▶ **What is needed**
Find the string "name" in the listing and report every line that has it.

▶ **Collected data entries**
───
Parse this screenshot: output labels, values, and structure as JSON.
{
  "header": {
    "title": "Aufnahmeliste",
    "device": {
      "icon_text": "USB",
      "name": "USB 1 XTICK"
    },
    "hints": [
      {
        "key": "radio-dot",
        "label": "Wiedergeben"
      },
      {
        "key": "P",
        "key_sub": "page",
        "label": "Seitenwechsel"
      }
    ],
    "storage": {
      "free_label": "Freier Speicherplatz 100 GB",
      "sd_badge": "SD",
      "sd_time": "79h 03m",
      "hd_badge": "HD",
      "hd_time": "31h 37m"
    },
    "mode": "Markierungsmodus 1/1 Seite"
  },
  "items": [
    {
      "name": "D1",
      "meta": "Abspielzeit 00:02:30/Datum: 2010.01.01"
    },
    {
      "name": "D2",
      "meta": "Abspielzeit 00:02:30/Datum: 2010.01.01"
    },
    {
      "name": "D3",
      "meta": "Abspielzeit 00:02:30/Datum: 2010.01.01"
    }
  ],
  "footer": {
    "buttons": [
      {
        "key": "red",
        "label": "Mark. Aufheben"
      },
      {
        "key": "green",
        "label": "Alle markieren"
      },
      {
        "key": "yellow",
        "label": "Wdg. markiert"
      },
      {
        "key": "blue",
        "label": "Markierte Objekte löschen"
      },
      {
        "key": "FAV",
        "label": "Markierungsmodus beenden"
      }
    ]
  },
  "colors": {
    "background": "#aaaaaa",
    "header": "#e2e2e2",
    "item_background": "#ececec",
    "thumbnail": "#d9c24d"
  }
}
───
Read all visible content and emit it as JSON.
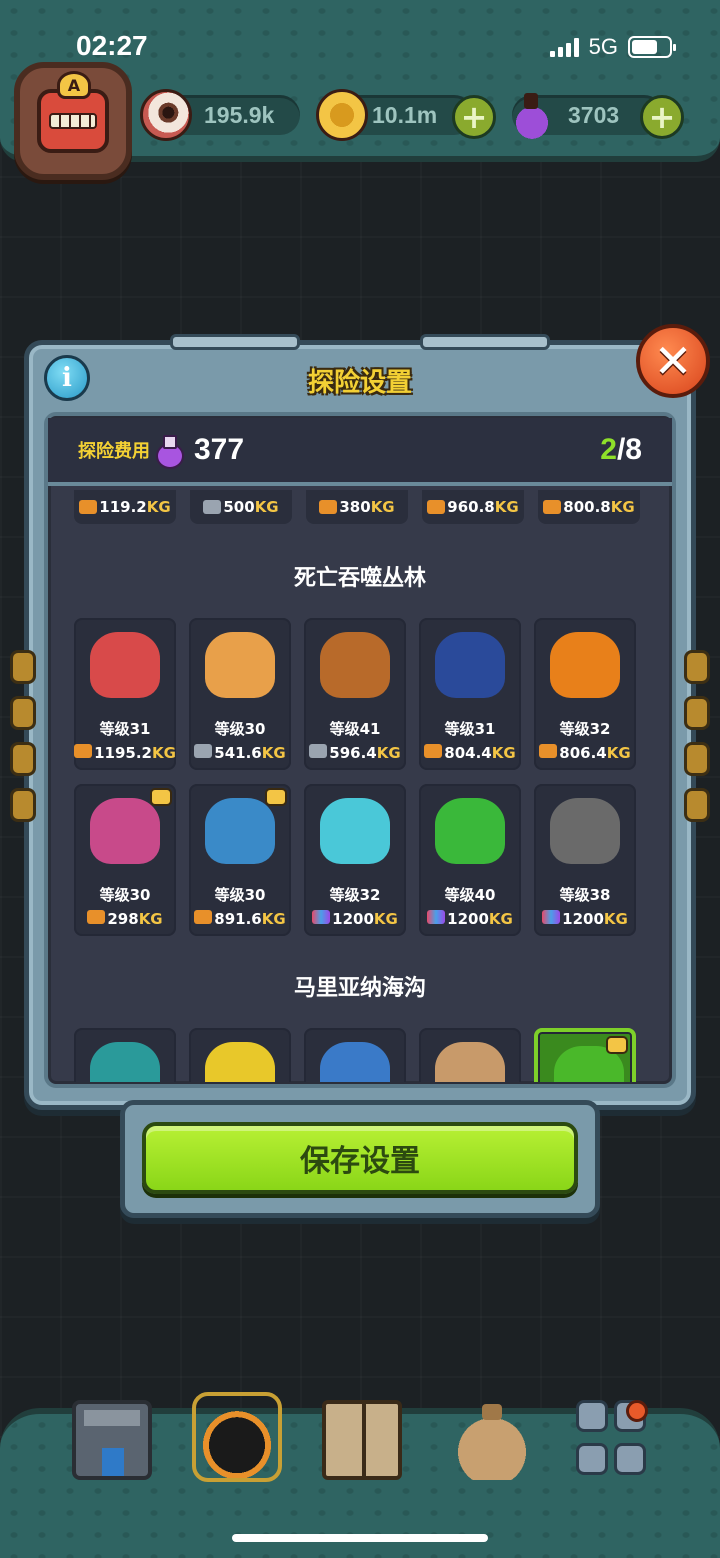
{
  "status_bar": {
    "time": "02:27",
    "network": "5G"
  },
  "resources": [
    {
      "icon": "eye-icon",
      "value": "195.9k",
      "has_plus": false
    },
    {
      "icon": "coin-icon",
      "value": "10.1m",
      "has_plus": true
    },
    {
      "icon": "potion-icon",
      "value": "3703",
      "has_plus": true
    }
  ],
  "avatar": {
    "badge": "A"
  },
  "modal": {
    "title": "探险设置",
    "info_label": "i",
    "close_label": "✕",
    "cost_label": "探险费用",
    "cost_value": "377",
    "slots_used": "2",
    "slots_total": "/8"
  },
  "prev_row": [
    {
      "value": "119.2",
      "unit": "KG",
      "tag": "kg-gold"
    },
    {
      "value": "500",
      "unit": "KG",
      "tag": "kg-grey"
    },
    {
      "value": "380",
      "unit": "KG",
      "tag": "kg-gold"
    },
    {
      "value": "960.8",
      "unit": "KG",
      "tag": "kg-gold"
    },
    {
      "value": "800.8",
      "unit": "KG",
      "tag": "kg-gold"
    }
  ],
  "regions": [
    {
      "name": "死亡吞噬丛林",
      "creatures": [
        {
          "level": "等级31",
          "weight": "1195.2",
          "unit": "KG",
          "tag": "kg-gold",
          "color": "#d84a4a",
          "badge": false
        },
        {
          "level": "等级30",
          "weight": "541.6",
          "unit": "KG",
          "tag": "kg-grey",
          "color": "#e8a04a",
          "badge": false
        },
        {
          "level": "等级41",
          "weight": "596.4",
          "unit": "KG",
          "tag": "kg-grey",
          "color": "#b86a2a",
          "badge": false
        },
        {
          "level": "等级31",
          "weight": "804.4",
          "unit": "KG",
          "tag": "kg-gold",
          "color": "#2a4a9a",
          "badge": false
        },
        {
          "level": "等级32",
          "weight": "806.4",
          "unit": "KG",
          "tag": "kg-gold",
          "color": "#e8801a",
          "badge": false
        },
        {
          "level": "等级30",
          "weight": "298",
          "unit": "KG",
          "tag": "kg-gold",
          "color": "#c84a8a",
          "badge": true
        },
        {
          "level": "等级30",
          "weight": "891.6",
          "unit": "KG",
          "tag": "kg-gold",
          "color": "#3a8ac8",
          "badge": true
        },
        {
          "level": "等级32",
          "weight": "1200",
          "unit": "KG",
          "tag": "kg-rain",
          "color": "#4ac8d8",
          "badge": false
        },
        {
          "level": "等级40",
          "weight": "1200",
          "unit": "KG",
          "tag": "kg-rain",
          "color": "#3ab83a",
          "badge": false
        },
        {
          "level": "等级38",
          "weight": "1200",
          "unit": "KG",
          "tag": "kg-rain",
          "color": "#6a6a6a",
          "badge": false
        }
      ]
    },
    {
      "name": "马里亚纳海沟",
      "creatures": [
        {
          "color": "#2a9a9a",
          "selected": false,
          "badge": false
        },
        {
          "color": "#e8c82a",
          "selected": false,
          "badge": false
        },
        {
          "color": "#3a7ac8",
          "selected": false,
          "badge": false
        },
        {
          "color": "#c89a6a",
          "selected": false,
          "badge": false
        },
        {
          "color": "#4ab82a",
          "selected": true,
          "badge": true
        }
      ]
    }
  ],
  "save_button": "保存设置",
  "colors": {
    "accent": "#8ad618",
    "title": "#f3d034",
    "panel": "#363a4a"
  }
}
───
▶ **Response**
      "name": "USB 1 XTICK"
      "name": "D1",
      "name": "D2",
      "name": "D3",
      "name": "死亡吞噬丛林",
      "name": "马里亚纳海沟",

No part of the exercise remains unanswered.